RECORDS TO USE »
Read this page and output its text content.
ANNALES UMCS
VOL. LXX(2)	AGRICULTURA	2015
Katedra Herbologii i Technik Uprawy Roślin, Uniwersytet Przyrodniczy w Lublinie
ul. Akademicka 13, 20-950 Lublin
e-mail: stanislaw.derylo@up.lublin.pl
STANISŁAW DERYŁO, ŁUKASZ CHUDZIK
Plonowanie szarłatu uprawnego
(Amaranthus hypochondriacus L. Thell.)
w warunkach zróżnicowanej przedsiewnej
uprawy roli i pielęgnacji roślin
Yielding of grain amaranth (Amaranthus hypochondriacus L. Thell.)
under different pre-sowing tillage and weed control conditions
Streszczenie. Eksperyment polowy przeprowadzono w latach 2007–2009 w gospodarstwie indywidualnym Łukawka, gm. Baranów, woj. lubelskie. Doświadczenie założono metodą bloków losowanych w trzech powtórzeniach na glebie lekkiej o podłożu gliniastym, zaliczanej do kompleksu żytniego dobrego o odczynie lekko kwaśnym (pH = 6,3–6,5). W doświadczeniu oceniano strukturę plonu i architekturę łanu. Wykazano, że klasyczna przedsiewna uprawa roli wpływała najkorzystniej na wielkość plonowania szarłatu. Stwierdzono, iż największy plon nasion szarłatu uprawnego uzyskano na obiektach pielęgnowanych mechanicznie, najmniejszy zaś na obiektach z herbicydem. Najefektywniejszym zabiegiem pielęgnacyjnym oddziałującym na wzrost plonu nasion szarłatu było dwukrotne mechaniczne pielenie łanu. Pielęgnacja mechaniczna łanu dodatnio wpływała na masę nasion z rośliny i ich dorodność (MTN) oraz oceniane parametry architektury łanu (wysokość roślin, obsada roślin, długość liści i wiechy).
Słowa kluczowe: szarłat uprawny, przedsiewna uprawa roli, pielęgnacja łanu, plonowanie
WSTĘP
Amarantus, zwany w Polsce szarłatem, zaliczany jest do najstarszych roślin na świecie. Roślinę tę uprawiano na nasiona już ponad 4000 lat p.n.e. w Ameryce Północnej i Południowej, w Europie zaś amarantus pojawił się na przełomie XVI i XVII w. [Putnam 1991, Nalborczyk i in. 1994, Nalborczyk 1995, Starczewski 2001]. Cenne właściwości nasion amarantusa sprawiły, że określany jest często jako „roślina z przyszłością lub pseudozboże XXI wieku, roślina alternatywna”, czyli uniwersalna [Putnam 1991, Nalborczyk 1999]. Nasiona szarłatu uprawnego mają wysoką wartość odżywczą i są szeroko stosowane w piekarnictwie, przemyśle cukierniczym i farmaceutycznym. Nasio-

WHAT IS REQUIRED » From the entries above, copy every line containing the word "Thell".

ANSWER TO THIS PROBLEM »
(Amaranthus hypochondriacus L. Thell.)
Yielding of grain amaranth (Amaranthus hypochondriacus L. Thell.)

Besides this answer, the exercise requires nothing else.